Output all the data exactly. Pictures do not belong in the copy.

[start]

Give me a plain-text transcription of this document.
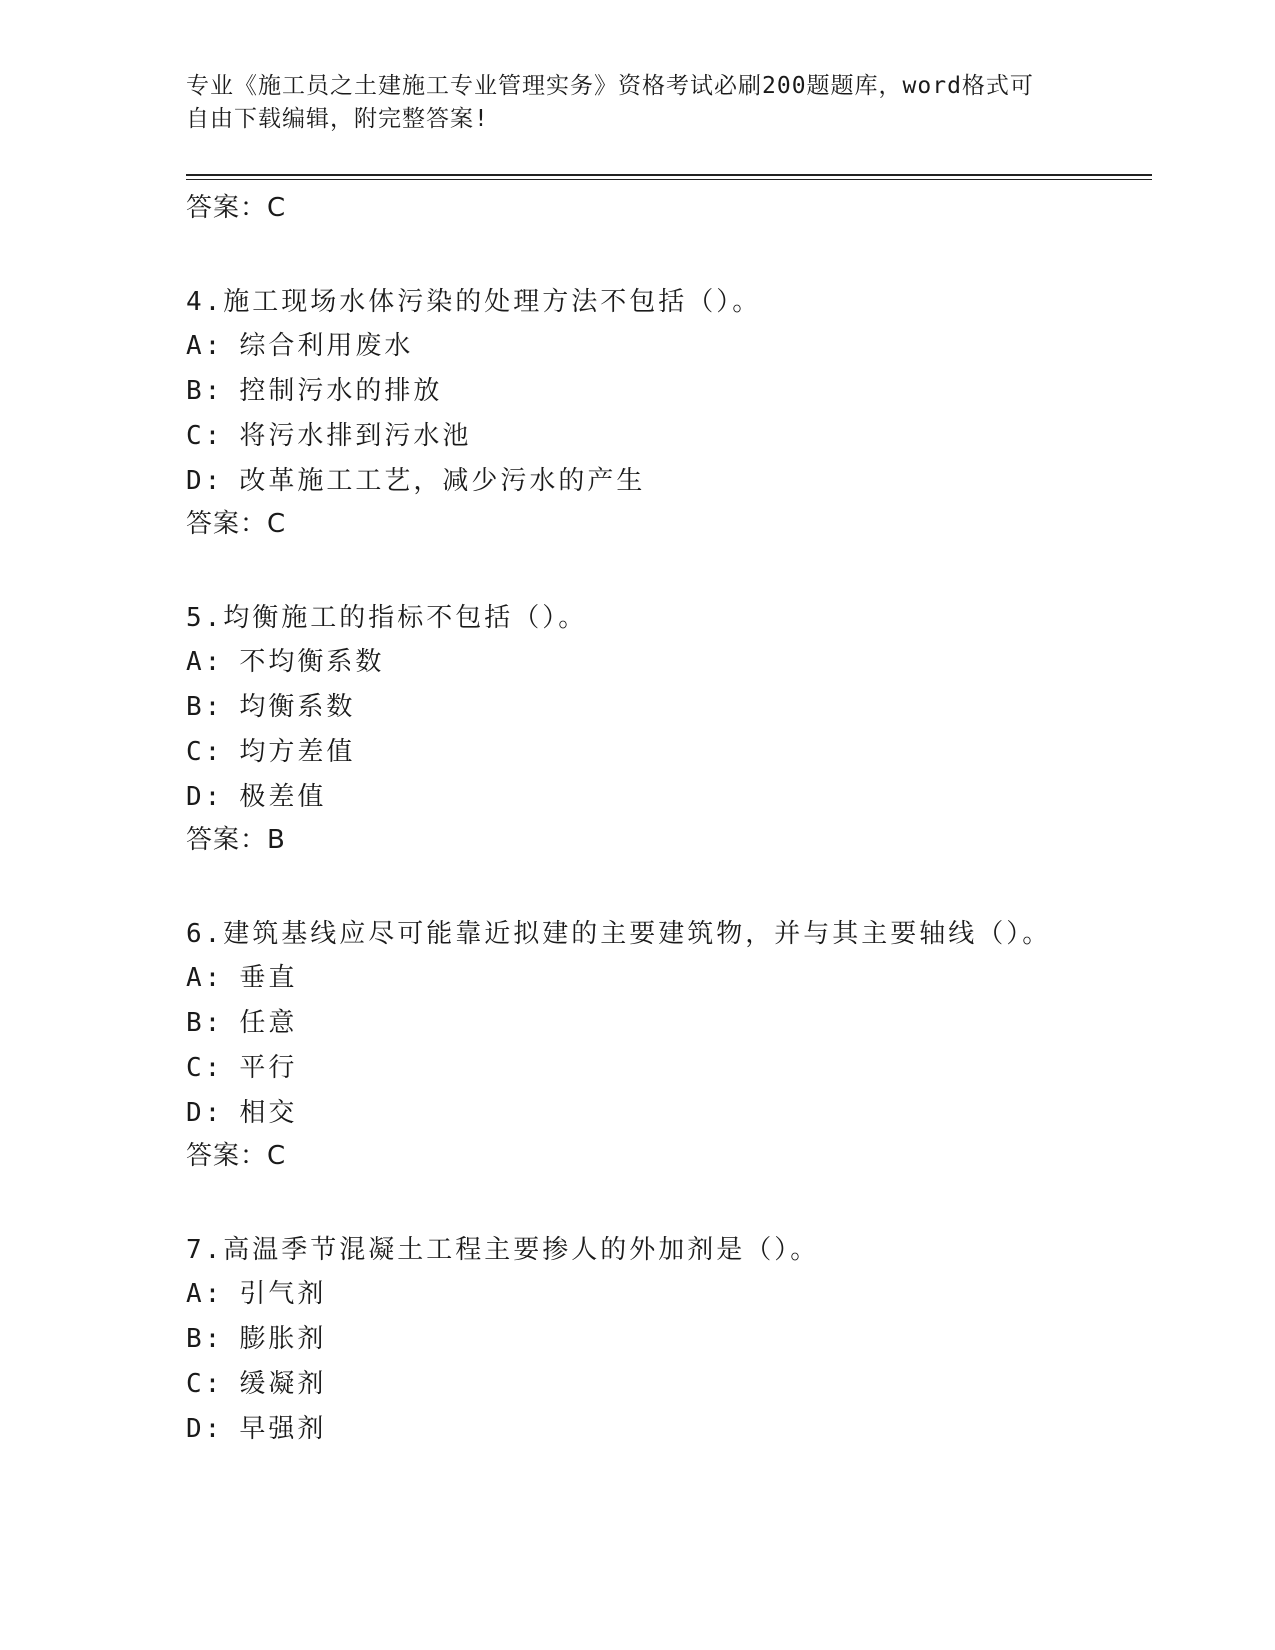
专业《施工员之土建施工专业管理实务》资格考试必刷200题题库，word格式可
自由下载编辑，附完整答案!

答案：C

4.施工现场水体污染的处理方法不包括（）。

A: 综合利用废水

B: 控制污水的排放

C: 将污水排到污水池

D: 改革施工工艺，减少污水的产生

答案：C

5.均衡施工的指标不包括（）。

A: 不均衡系数

B: 均衡系数

C: 均方差值

D: 极差值

答案：B

6.建筑基线应尽可能靠近拟建的主要建筑物，并与其主要轴线（）。

A: 垂直

B: 任意

C: 平行

D: 相交

答案：C

7.高温季节混凝土工程主要掺人的外加剂是（）。

A: 引气剂

B: 膨胀剂

C: 缓凝剂

D: 早强剂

[end]

*Result of this task*:
Give me a plain-text transcription of this document.
专业《施工员之土建施工专业管理实务》资格考试必刷200题题库，word格式可
自由下载编辑，附完整答案!

答案：C

4.施工现场水体污染的处理方法不包括（）。

A: 综合利用废水

B: 控制污水的排放

C: 将污水排到污水池

D: 改革施工工艺，减少污水的产生

答案：C

5.均衡施工的指标不包括（）。

A: 不均衡系数

B: 均衡系数

C: 均方差值

D: 极差值

答案：B

6.建筑基线应尽可能靠近拟建的主要建筑物，并与其主要轴线（）。

A: 垂直

B: 任意

C: 平行

D: 相交

答案：C

7.高温季节混凝土工程主要掺人的外加剂是（）。

A: 引气剂

B: 膨胀剂

C: 缓凝剂

D: 早强剂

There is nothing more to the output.